### Written exercise
Pull out every line in the data that has the string "disconnecting" in it.

### Exercise material
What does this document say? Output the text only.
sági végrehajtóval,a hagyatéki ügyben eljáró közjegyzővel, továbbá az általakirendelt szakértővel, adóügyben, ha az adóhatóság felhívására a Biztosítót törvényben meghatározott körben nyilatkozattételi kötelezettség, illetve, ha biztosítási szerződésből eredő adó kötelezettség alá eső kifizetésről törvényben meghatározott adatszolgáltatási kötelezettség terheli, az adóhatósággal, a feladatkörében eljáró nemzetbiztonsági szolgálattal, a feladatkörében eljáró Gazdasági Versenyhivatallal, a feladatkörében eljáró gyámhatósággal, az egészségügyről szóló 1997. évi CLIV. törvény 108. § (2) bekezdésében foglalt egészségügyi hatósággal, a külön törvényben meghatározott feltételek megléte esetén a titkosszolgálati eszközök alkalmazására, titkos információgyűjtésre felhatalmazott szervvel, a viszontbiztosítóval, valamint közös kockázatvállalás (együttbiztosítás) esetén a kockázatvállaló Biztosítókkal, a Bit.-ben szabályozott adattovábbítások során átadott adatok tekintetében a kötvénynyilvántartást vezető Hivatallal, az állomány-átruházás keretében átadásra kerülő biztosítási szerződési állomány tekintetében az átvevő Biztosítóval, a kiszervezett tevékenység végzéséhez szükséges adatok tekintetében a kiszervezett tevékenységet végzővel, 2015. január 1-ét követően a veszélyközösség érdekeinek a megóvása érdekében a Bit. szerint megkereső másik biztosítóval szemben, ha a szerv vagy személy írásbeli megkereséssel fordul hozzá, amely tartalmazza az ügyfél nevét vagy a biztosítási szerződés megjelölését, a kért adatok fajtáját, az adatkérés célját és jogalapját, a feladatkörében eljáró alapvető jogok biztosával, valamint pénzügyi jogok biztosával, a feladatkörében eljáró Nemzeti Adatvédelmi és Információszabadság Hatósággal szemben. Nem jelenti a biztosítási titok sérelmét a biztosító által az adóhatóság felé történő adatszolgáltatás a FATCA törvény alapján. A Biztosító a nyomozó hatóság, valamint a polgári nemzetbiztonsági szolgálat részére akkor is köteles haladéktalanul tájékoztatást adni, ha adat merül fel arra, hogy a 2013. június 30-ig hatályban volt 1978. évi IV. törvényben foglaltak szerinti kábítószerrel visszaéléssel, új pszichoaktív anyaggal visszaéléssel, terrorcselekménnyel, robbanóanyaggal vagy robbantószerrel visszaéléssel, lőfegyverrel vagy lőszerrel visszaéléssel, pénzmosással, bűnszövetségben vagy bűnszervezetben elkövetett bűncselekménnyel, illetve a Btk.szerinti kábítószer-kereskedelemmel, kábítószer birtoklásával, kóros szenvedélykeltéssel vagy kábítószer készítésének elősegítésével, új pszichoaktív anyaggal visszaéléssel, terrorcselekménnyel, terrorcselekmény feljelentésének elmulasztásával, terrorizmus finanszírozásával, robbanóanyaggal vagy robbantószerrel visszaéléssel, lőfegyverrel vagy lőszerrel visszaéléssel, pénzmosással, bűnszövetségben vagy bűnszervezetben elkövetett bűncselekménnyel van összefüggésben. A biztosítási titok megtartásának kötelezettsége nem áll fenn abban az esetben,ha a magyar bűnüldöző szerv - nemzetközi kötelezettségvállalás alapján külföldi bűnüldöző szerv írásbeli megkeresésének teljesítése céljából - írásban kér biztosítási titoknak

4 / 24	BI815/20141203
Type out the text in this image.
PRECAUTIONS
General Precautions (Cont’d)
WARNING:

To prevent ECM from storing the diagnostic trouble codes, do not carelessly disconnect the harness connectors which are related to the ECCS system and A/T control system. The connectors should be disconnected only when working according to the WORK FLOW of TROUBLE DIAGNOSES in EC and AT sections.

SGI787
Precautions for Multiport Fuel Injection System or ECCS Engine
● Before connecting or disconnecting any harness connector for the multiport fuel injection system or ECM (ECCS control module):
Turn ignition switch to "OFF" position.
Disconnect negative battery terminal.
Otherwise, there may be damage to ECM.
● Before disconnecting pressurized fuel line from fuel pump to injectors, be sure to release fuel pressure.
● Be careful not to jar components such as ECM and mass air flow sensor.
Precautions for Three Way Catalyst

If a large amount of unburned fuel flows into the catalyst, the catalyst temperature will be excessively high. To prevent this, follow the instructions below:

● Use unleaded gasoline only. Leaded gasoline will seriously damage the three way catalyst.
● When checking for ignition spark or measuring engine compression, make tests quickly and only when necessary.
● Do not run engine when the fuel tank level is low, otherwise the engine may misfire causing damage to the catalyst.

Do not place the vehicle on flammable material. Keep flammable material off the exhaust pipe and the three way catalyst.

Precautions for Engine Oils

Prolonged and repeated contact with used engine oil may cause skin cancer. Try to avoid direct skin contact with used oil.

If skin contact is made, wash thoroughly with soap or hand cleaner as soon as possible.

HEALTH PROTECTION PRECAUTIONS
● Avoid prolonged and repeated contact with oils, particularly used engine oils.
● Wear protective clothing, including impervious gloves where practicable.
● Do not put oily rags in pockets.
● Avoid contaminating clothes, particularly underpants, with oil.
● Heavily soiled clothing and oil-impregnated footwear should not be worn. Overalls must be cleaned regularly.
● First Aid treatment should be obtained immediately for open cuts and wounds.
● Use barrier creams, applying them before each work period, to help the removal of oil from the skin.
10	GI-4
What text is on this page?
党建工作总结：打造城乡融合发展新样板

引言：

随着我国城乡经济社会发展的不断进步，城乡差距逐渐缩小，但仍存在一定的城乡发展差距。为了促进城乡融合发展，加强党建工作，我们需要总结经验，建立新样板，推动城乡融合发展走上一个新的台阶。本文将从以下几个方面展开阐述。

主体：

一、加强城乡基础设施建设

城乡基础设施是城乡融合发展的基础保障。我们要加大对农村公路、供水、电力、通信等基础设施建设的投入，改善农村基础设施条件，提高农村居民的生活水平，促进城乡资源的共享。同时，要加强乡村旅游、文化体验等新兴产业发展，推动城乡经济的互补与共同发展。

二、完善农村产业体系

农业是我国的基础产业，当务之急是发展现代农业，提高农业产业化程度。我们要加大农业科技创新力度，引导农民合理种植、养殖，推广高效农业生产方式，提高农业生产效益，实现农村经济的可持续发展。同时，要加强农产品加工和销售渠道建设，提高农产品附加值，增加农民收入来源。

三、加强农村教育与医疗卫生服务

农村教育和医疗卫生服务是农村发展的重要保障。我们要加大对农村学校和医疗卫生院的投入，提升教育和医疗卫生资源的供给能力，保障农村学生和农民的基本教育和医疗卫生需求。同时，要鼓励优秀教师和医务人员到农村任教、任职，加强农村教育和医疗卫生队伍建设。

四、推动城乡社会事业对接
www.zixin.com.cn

### Response to the exercise
● Before connecting or disconnecting any harness connector for the multiport fuel injection system or ECM (ECCS control module):
● Before disconnecting pressurized fuel line from fuel pump to injectors, be sure to release fuel pressure.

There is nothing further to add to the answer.